Exercise task
Will you give every entry again exactly as it stands?

Records for this exercise

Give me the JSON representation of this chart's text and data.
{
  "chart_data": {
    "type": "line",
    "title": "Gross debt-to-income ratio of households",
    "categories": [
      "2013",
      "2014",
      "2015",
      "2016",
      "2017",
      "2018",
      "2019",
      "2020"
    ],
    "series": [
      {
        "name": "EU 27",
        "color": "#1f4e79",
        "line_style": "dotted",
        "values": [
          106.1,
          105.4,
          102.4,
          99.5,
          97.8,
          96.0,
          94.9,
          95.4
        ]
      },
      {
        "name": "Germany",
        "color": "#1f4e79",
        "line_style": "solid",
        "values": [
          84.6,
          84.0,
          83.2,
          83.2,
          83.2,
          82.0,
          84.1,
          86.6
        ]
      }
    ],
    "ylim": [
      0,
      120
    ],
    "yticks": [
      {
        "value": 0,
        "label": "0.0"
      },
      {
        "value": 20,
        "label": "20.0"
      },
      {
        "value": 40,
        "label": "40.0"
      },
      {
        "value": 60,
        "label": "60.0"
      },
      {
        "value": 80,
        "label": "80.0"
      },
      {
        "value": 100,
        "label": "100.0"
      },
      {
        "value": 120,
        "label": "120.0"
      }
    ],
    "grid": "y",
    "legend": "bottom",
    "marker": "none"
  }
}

Task answer
Give me the JSON representation of this chart's text and data.
{
  "chart_data": {
    "type": "line",
    "title": "Gross debt-to-income ratio of households",
    "categories": [
      "2013",
      "2014",
      "2015",
      "2016",
      "2017",
      "2018",
      "2019",
      "2020"
    ],
    "series": [
      {
        "name": "EU 27",
        "color": "#1f4e79",
        "line_style": "dotted",
        "values": [
          106.1,
          105.4,
          102.4,
          99.5,
          97.8,
          96.0,
          94.9,
          95.4
        ]
      },
      {
        "name": "Germany",
        "color": "#1f4e79",
        "line_style": "solid",
        "values": [
          84.6,
          84.0,
          83.2,
          83.2,
          83.2,
          82.0,
          84.1,
          86.6
        ]
      }
    ],
    "ylim": [
      0,
      120
    ],
    "yticks": [
      {
        "value": 0,
        "label": "0.0"
      },
      {
        "value": 20,
        "label": "20.0"
      },
      {
        "value": 40,
        "label": "40.0"
      },
      {
        "value": 60,
        "label": "60.0"
      },
      {
        "value": 80,
        "label": "80.0"
      },
      {
        "value": 100,
        "label": "100.0"
      },
      {
        "value": 120,
        "label": "120.0"
      }
    ],
    "grid": "y",
    "legend": "bottom",
    "marker": "none"
  }
}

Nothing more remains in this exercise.